:: Rows ::
(begin)

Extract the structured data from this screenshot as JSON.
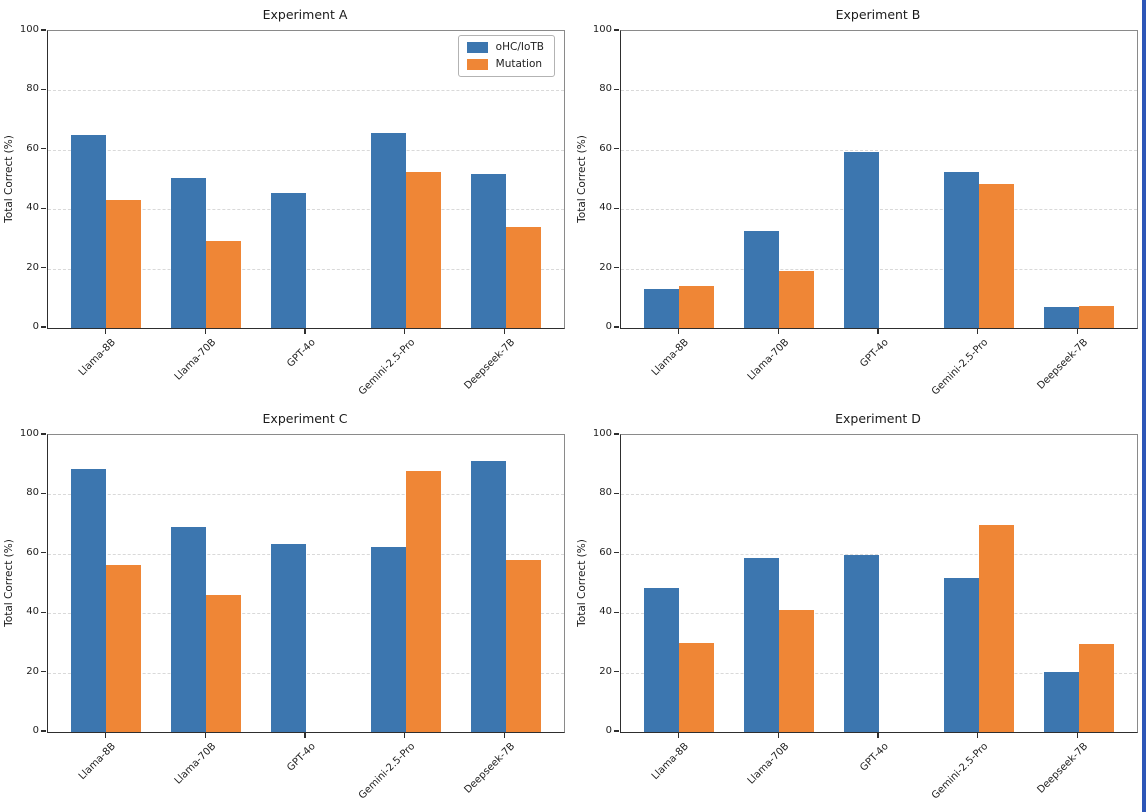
{
  "figure": {
    "background": "#ffffff",
    "edge_strip_color": "#2d56b8",
    "text_color": "#1f1f1f"
  },
  "legend": {
    "position": "upper-right-of-first-panel",
    "entries": [
      {
        "label": "oHC/IoTB",
        "color": "#3c76af"
      },
      {
        "label": "Mutation",
        "color": "#ef8636"
      }
    ]
  },
  "chart_data": [
    {
      "type": "bar",
      "title": "Experiment A",
      "ylabel": "Total Correct (%)",
      "ylim": [
        0,
        100
      ],
      "yticks": [
        0,
        20,
        40,
        60,
        80,
        100
      ],
      "grid": "horizontal-dashed",
      "show_legend": true,
      "categories": [
        "Llama-8B",
        "Llama-70B",
        "GPT-4o",
        "Gemini-2.5-Pro",
        "Deepseek-7B"
      ],
      "series": [
        {
          "name": "oHC/IoTB",
          "color": "#3c76af",
          "values": [
            64.9,
            50.4,
            45.4,
            65.6,
            51.9
          ]
        },
        {
          "name": "Mutation",
          "color": "#ef8636",
          "values": [
            43.0,
            29.3,
            0,
            52.6,
            33.9
          ]
        }
      ]
    },
    {
      "type": "bar",
      "title": "Experiment B",
      "ylabel": "Total Correct (%)",
      "ylim": [
        0,
        100
      ],
      "yticks": [
        0,
        20,
        40,
        60,
        80,
        100
      ],
      "grid": "horizontal-dashed",
      "show_legend": false,
      "categories": [
        "Llama-8B",
        "Llama-70B",
        "GPT-4o",
        "Gemini-2.5-Pro",
        "Deepseek-7B"
      ],
      "series": [
        {
          "name": "oHC/IoTB",
          "color": "#3c76af",
          "values": [
            13.3,
            32.5,
            59.4,
            52.4,
            7.2
          ]
        },
        {
          "name": "Mutation",
          "color": "#ef8636",
          "values": [
            14.2,
            19.2,
            0,
            48.5,
            7.5
          ]
        }
      ]
    },
    {
      "type": "bar",
      "title": "Experiment C",
      "ylabel": "Total Correct (%)",
      "ylim": [
        0,
        100
      ],
      "yticks": [
        0,
        20,
        40,
        60,
        80,
        100
      ],
      "grid": "horizontal-dashed",
      "show_legend": false,
      "categories": [
        "Llama-8B",
        "Llama-70B",
        "GPT-4o",
        "Gemini-2.5-Pro",
        "Deepseek-7B"
      ],
      "series": [
        {
          "name": "oHC/IoTB",
          "color": "#3c76af",
          "values": [
            88.5,
            69.1,
            63.4,
            62.2,
            91.2
          ]
        },
        {
          "name": "Mutation",
          "color": "#ef8636",
          "values": [
            56.2,
            46.2,
            0,
            87.9,
            57.9
          ]
        }
      ]
    },
    {
      "type": "bar",
      "title": "Experiment D",
      "ylabel": "Total Correct (%)",
      "ylim": [
        0,
        100
      ],
      "yticks": [
        0,
        20,
        40,
        60,
        80,
        100
      ],
      "grid": "horizontal-dashed",
      "show_legend": false,
      "categories": [
        "Llama-8B",
        "Llama-70B",
        "GPT-4o",
        "Gemini-2.5-Pro",
        "Deepseek-7B"
      ],
      "series": [
        {
          "name": "oHC/IoTB",
          "color": "#3c76af",
          "values": [
            48.4,
            58.7,
            59.5,
            51.7,
            20.2
          ]
        },
        {
          "name": "Mutation",
          "color": "#ef8636",
          "values": [
            30.0,
            41.0,
            0,
            69.7,
            29.8
          ]
        }
      ]
    }
  ]
}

(end)

Repeat the full listing above exactly, with no pictures in the copy.

Extract the structured data from this screenshot as JSON.
{
  "figure": {
    "background": "#ffffff",
    "edge_strip_color": "#2d56b8",
    "text_color": "#1f1f1f"
  },
  "legend": {
    "position": "upper-right-of-first-panel",
    "entries": [
      {
        "label": "oHC/IoTB",
        "color": "#3c76af"
      },
      {
        "label": "Mutation",
        "color": "#ef8636"
      }
    ]
  },
  "chart_data": [
    {
      "type": "bar",
      "title": "Experiment A",
      "ylabel": "Total Correct (%)",
      "ylim": [
        0,
        100
      ],
      "yticks": [
        0,
        20,
        40,
        60,
        80,
        100
      ],
      "grid": "horizontal-dashed",
      "show_legend": true,
      "categories": [
        "Llama-8B",
        "Llama-70B",
        "GPT-4o",
        "Gemini-2.5-Pro",
        "Deepseek-7B"
      ],
      "series": [
        {
          "name": "oHC/IoTB",
          "color": "#3c76af",
          "values": [
            64.9,
            50.4,
            45.4,
            65.6,
            51.9
          ]
        },
        {
          "name": "Mutation",
          "color": "#ef8636",
          "values": [
            43.0,
            29.3,
            0,
            52.6,
            33.9
          ]
        }
      ]
    },
    {
      "type": "bar",
      "title": "Experiment B",
      "ylabel": "Total Correct (%)",
      "ylim": [
        0,
        100
      ],
      "yticks": [
        0,
        20,
        40,
        60,
        80,
        100
      ],
      "grid": "horizontal-dashed",
      "show_legend": false,
      "categories": [
        "Llama-8B",
        "Llama-70B",
        "GPT-4o",
        "Gemini-2.5-Pro",
        "Deepseek-7B"
      ],
      "series": [
        {
          "name": "oHC/IoTB",
          "color": "#3c76af",
          "values": [
            13.3,
            32.5,
            59.4,
            52.4,
            7.2
          ]
        },
        {
          "name": "Mutation",
          "color": "#ef8636",
          "values": [
            14.2,
            19.2,
            0,
            48.5,
            7.5
          ]
        }
      ]
    },
    {
      "type": "bar",
      "title": "Experiment C",
      "ylabel": "Total Correct (%)",
      "ylim": [
        0,
        100
      ],
      "yticks": [
        0,
        20,
        40,
        60,
        80,
        100
      ],
      "grid": "horizontal-dashed",
      "show_legend": false,
      "categories": [
        "Llama-8B",
        "Llama-70B",
        "GPT-4o",
        "Gemini-2.5-Pro",
        "Deepseek-7B"
      ],
      "series": [
        {
          "name": "oHC/IoTB",
          "color": "#3c76af",
          "values": [
            88.5,
            69.1,
            63.4,
            62.2,
            91.2
          ]
        },
        {
          "name": "Mutation",
          "color": "#ef8636",
          "values": [
            56.2,
            46.2,
            0,
            87.9,
            57.9
          ]
        }
      ]
    },
    {
      "type": "bar",
      "title": "Experiment D",
      "ylabel": "Total Correct (%)",
      "ylim": [
        0,
        100
      ],
      "yticks": [
        0,
        20,
        40,
        60,
        80,
        100
      ],
      "grid": "horizontal-dashed",
      "show_legend": false,
      "categories": [
        "Llama-8B",
        "Llama-70B",
        "GPT-4o",
        "Gemini-2.5-Pro",
        "Deepseek-7B"
      ],
      "series": [
        {
          "name": "oHC/IoTB",
          "color": "#3c76af",
          "values": [
            48.4,
            58.7,
            59.5,
            51.7,
            20.2
          ]
        },
        {
          "name": "Mutation",
          "color": "#ef8636",
          "values": [
            30.0,
            41.0,
            0,
            69.7,
            29.8
          ]
        }
      ]
    }
  ]
}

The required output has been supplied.